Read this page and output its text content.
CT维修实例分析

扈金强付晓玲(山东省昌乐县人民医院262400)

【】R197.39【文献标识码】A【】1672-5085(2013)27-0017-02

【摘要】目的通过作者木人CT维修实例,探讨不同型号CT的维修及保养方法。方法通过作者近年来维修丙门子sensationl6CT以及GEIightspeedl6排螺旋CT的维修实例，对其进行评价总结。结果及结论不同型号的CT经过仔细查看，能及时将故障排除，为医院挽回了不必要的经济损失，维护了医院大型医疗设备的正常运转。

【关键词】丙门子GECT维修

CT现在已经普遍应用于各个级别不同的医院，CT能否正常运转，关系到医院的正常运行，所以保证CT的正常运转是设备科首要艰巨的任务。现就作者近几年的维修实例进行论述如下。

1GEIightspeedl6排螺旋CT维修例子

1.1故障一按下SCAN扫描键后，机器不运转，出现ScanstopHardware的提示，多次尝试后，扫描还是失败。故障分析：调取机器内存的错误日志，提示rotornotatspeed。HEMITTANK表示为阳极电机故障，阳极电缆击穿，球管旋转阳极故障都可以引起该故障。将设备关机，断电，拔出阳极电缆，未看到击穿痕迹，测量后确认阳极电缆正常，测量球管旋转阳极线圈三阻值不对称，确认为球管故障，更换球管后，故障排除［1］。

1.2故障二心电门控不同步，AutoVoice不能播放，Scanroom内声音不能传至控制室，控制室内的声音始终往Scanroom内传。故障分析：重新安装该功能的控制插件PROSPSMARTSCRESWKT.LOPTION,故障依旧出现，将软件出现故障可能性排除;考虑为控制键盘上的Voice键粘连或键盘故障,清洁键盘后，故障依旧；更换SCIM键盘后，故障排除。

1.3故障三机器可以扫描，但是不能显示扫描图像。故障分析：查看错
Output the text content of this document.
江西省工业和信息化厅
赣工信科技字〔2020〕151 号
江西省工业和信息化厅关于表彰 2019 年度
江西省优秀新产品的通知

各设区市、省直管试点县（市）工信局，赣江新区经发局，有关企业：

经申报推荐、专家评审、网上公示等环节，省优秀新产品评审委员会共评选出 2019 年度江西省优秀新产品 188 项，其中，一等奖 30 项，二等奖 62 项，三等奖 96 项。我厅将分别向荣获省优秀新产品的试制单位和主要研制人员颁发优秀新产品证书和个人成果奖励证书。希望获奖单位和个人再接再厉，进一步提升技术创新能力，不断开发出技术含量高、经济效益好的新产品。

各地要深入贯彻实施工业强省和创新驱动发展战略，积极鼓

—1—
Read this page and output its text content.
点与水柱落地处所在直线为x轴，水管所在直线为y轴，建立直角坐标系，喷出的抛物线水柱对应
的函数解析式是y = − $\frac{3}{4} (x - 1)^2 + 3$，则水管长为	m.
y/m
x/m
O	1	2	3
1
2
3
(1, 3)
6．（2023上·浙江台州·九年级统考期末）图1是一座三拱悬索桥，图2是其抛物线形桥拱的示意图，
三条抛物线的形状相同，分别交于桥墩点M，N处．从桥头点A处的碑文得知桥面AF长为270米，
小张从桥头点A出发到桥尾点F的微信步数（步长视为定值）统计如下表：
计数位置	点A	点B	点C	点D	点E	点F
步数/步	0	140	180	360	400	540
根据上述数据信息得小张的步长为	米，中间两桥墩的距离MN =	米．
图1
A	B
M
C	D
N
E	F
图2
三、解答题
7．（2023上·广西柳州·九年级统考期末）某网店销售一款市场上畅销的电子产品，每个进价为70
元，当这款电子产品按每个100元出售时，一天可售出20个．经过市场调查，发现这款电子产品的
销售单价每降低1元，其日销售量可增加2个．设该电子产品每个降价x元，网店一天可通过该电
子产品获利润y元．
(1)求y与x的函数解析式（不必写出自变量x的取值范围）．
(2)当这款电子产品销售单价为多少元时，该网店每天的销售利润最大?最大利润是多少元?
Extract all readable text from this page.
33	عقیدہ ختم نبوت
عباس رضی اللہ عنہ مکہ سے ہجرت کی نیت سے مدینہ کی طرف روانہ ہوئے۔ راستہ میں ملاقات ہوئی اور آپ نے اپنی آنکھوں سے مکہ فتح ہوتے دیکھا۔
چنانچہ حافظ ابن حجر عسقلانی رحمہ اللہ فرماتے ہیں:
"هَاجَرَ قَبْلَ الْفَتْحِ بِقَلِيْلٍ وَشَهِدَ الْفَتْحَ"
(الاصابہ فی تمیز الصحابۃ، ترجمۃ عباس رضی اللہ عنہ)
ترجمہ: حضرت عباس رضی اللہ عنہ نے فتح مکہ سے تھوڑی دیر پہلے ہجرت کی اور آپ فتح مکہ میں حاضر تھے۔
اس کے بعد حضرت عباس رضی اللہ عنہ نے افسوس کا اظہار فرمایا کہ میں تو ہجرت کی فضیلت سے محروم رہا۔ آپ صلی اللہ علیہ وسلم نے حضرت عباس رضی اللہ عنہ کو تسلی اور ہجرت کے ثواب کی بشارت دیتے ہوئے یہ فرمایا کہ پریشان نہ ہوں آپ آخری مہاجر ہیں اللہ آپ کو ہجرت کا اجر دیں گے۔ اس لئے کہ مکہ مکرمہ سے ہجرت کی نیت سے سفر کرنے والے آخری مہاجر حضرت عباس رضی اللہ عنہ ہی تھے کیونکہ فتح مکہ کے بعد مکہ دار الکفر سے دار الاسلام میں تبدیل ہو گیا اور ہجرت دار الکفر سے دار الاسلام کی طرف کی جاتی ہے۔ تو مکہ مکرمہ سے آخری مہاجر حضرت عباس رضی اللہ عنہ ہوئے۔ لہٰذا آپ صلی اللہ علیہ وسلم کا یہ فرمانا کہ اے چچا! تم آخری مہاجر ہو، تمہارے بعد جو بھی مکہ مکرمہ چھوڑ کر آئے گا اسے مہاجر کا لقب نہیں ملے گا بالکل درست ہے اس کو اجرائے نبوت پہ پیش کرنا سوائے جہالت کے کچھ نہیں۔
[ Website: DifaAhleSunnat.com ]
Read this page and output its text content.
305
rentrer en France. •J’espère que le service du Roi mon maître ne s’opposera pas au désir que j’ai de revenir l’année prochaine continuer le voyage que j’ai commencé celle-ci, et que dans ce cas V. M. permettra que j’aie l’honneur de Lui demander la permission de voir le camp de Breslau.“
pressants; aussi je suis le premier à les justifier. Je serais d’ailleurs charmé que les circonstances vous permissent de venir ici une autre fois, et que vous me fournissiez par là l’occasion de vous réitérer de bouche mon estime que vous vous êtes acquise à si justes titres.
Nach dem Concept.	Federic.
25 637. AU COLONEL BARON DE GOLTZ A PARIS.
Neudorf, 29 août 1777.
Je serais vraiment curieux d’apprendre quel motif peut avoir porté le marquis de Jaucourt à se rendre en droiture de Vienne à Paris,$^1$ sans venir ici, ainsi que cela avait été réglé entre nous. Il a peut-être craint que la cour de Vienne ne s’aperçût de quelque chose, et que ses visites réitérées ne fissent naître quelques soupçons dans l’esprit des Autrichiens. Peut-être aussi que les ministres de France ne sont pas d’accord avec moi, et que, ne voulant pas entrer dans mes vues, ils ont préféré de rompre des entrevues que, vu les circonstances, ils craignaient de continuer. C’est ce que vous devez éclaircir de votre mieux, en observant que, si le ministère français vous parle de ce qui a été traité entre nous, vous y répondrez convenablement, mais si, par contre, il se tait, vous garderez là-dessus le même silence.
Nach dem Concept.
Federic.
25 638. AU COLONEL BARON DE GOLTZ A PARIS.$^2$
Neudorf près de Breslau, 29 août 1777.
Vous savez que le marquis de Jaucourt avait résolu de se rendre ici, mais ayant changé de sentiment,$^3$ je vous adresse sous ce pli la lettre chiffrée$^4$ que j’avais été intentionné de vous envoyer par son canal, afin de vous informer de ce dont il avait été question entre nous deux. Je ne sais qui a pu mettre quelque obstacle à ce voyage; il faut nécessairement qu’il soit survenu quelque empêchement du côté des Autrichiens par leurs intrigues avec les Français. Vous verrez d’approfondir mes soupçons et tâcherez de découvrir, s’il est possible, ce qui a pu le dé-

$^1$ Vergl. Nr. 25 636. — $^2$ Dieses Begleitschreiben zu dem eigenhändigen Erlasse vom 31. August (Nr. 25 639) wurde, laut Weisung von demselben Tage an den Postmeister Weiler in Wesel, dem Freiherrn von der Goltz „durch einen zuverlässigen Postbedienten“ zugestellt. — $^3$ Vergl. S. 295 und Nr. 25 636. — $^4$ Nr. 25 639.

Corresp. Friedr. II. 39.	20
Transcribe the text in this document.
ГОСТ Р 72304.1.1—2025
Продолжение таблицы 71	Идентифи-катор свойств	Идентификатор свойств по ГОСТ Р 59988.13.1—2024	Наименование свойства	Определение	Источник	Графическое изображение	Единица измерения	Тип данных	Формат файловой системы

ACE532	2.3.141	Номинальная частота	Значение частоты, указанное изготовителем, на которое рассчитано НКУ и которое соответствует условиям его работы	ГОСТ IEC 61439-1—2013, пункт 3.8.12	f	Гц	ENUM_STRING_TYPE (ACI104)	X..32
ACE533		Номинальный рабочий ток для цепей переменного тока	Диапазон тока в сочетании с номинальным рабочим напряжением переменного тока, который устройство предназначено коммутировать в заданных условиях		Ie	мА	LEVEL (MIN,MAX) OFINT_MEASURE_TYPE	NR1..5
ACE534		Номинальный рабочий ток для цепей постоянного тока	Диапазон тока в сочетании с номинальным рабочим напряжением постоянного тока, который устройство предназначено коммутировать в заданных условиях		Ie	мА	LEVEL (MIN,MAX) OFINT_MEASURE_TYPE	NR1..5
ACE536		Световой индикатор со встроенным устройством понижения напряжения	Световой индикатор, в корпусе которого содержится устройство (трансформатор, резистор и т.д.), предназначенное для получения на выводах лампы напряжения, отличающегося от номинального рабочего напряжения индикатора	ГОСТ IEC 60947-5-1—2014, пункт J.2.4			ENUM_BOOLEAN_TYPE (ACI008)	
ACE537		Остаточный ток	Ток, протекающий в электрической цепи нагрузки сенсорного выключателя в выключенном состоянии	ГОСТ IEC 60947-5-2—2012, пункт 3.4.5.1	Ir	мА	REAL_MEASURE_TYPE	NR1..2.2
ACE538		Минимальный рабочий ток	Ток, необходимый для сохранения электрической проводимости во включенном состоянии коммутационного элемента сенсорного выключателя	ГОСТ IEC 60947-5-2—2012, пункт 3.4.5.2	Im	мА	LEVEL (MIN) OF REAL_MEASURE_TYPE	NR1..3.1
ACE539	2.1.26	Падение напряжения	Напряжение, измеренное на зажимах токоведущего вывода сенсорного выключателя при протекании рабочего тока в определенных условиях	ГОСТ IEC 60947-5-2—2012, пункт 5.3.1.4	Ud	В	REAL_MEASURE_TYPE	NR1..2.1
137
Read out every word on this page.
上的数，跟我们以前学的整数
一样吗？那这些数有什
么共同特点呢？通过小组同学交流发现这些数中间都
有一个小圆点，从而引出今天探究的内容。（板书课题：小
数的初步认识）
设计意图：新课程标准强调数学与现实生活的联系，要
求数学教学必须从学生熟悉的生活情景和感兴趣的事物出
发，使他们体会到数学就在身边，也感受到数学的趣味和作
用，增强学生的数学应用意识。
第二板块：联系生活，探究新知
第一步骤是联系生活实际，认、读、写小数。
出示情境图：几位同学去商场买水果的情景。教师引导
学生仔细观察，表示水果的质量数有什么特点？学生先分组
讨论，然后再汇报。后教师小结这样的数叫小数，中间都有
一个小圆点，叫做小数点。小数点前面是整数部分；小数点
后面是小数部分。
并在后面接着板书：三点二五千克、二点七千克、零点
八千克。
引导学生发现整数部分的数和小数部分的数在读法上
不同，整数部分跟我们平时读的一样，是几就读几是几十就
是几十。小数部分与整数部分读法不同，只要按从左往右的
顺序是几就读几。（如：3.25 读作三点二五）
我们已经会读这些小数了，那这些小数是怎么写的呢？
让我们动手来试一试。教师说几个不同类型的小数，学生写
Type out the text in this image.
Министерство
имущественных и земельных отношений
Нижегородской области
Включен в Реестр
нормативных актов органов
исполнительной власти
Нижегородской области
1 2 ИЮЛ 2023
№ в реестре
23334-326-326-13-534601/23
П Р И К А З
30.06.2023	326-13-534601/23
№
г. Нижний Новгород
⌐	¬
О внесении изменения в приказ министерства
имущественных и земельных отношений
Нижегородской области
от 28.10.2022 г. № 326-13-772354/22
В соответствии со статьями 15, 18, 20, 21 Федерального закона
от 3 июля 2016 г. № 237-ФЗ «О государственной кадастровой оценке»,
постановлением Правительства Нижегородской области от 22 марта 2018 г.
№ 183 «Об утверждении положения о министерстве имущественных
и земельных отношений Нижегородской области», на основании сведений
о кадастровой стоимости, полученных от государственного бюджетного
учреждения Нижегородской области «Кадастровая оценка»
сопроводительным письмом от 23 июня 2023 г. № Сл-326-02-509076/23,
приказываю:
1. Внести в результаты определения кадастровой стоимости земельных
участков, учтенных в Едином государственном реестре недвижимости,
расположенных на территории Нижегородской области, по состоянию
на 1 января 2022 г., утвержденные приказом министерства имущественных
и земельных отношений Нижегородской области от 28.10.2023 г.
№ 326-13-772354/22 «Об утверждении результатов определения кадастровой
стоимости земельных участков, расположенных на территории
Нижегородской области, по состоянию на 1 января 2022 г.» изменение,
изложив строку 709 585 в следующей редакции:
══════
§ TASK OBJECTIVE
Pull out all lines from the entries above in which the word "который" appears.

§ OUTPUT OF THE TASK
ACE533		Номинальный рабочий ток для цепей переменного тока	Диапазон тока в сочетании с номинальным рабочим напряжением переменного тока, который устройство предназначено коммутировать в заданных условиях		Ie	мА	LEVEL (MIN,MAX) OFINT_MEASURE_TYPE	NR1..5
ACE534		Номинальный рабочий ток для цепей постоянного тока	Диапазон тока в сочетании с номинальным рабочим напряжением постоянного тока, который устройство предназначено коммутировать в заданных условиях		Ie	мА	LEVEL (MIN,MAX) OFINT_MEASURE_TYPE	NR1..5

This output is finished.